_EXERCISE_
All the data should come back exactly as it was given.

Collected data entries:
::::

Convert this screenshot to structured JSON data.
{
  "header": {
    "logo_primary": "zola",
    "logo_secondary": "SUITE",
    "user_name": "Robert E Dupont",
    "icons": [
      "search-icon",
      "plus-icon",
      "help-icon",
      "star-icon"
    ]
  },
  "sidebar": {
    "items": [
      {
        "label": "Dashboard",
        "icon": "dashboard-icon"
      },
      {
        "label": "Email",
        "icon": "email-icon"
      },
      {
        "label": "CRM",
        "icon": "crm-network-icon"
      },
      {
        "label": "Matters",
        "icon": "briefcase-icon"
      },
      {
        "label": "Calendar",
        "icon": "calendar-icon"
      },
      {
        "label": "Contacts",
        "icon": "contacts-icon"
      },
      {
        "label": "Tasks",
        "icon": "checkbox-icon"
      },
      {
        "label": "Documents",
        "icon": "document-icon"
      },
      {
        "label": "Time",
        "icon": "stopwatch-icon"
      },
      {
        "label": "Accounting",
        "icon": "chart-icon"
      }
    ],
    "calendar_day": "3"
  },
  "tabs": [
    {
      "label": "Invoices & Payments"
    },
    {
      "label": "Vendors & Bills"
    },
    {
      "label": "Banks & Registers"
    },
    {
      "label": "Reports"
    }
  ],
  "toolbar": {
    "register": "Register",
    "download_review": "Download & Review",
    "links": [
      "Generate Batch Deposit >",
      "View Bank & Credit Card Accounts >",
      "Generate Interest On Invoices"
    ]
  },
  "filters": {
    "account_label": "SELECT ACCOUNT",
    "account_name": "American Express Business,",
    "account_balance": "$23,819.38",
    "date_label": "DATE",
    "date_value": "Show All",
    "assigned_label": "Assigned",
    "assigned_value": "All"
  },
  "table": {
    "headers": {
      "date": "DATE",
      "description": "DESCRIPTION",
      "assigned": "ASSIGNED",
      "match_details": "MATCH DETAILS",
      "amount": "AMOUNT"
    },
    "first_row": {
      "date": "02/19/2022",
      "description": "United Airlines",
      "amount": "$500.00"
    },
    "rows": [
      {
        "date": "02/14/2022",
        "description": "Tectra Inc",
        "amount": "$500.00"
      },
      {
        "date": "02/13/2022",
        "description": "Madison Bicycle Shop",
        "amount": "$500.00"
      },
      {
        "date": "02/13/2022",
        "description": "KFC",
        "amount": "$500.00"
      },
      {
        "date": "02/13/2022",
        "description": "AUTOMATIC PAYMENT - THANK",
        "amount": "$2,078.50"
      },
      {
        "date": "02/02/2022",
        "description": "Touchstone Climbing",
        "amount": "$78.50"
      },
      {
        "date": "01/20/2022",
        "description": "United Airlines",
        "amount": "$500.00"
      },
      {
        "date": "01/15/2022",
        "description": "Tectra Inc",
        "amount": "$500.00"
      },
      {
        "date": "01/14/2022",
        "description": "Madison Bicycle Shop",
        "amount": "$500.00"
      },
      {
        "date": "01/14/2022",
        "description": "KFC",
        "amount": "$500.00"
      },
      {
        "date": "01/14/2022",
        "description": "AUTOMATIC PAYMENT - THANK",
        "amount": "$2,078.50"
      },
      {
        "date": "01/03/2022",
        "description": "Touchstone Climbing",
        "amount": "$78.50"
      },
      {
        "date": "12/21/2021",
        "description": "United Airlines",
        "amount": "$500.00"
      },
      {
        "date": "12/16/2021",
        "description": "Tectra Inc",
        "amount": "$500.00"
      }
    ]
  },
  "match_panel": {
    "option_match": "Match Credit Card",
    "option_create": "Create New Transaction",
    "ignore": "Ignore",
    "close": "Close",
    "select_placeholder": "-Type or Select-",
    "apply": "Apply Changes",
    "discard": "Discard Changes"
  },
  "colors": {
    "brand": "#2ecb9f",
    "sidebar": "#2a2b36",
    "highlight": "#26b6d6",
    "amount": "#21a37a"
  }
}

::::

_THE COMPLETED TASK_
Convert this screenshot to structured JSON data.
{
  "header": {
    "logo_primary": "zola",
    "logo_secondary": "SUITE",
    "user_name": "Robert E Dupont",
    "icons": [
      "search-icon",
      "plus-icon",
      "help-icon",
      "star-icon"
    ]
  },
  "sidebar": {
    "items": [
      {
        "label": "Dashboard",
        "icon": "dashboard-icon"
      },
      {
        "label": "Email",
        "icon": "email-icon"
      },
      {
        "label": "CRM",
        "icon": "crm-network-icon"
      },
      {
        "label": "Matters",
        "icon": "briefcase-icon"
      },
      {
        "label": "Calendar",
        "icon": "calendar-icon"
      },
      {
        "label": "Contacts",
        "icon": "contacts-icon"
      },
      {
        "label": "Tasks",
        "icon": "checkbox-icon"
      },
      {
        "label": "Documents",
        "icon": "document-icon"
      },
      {
        "label": "Time",
        "icon": "stopwatch-icon"
      },
      {
        "label": "Accounting",
        "icon": "chart-icon"
      }
    ],
    "calendar_day": "3"
  },
  "tabs": [
    {
      "label": "Invoices & Payments"
    },
    {
      "label": "Vendors & Bills"
    },
    {
      "label": "Banks & Registers"
    },
    {
      "label": "Reports"
    }
  ],
  "toolbar": {
    "register": "Register",
    "download_review": "Download & Review",
    "links": [
      "Generate Batch Deposit >",
      "View Bank & Credit Card Accounts >",
      "Generate Interest On Invoices"
    ]
  },
  "filters": {
    "account_label": "SELECT ACCOUNT",
    "account_name": "American Express Business,",
    "account_balance": "$23,819.38",
    "date_label": "DATE",
    "date_value": "Show All",
    "assigned_label": "Assigned",
    "assigned_value": "All"
  },
  "table": {
    "headers": {
      "date": "DATE",
      "description": "DESCRIPTION",
      "assigned": "ASSIGNED",
      "match_details": "MATCH DETAILS",
      "amount": "AMOUNT"
    },
    "first_row": {
      "date": "02/19/2022",
      "description": "United Airlines",
      "amount": "$500.00"
    },
    "rows": [
      {
        "date": "02/14/2022",
        "description": "Tectra Inc",
        "amount": "$500.00"
      },
      {
        "date": "02/13/2022",
        "description": "Madison Bicycle Shop",
        "amount": "$500.00"
      },
      {
        "date": "02/13/2022",
        "description": "KFC",
        "amount": "$500.00"
      },
      {
        "date": "02/13/2022",
        "description": "AUTOMATIC PAYMENT - THANK",
        "amount": "$2,078.50"
      },
      {
        "date": "02/02/2022",
        "description": "Touchstone Climbing",
        "amount": "$78.50"
      },
      {
        "date": "01/20/2022",
        "description": "United Airlines",
        "amount": "$500.00"
      },
      {
        "date": "01/15/2022",
        "description": "Tectra Inc",
        "amount": "$500.00"
      },
      {
        "date": "01/14/2022",
        "description": "Madison Bicycle Shop",
        "amount": "$500.00"
      },
      {
        "date": "01/14/2022",
        "description": "KFC",
        "amount": "$500.00"
      },
      {
        "date": "01/14/2022",
        "description": "AUTOMATIC PAYMENT - THANK",
        "amount": "$2,078.50"
      },
      {
        "date": "01/03/2022",
        "description": "Touchstone Climbing",
        "amount": "$78.50"
      },
      {
        "date": "12/21/2021",
        "description": "United Airlines",
        "amount": "$500.00"
      },
      {
        "date": "12/16/2021",
        "description": "Tectra Inc",
        "amount": "$500.00"
      }
    ]
  },
  "match_panel": {
    "option_match": "Match Credit Card",
    "option_create": "Create New Transaction",
    "ignore": "Ignore",
    "close": "Close",
    "select_placeholder": "-Type or Select-",
    "apply": "Apply Changes",
    "discard": "Discard Changes"
  },
  "colors": {
    "brand": "#2ecb9f",
    "sidebar": "#2a2b36",
    "highlight": "#26b6d6",
    "amount": "#21a37a"
  }
}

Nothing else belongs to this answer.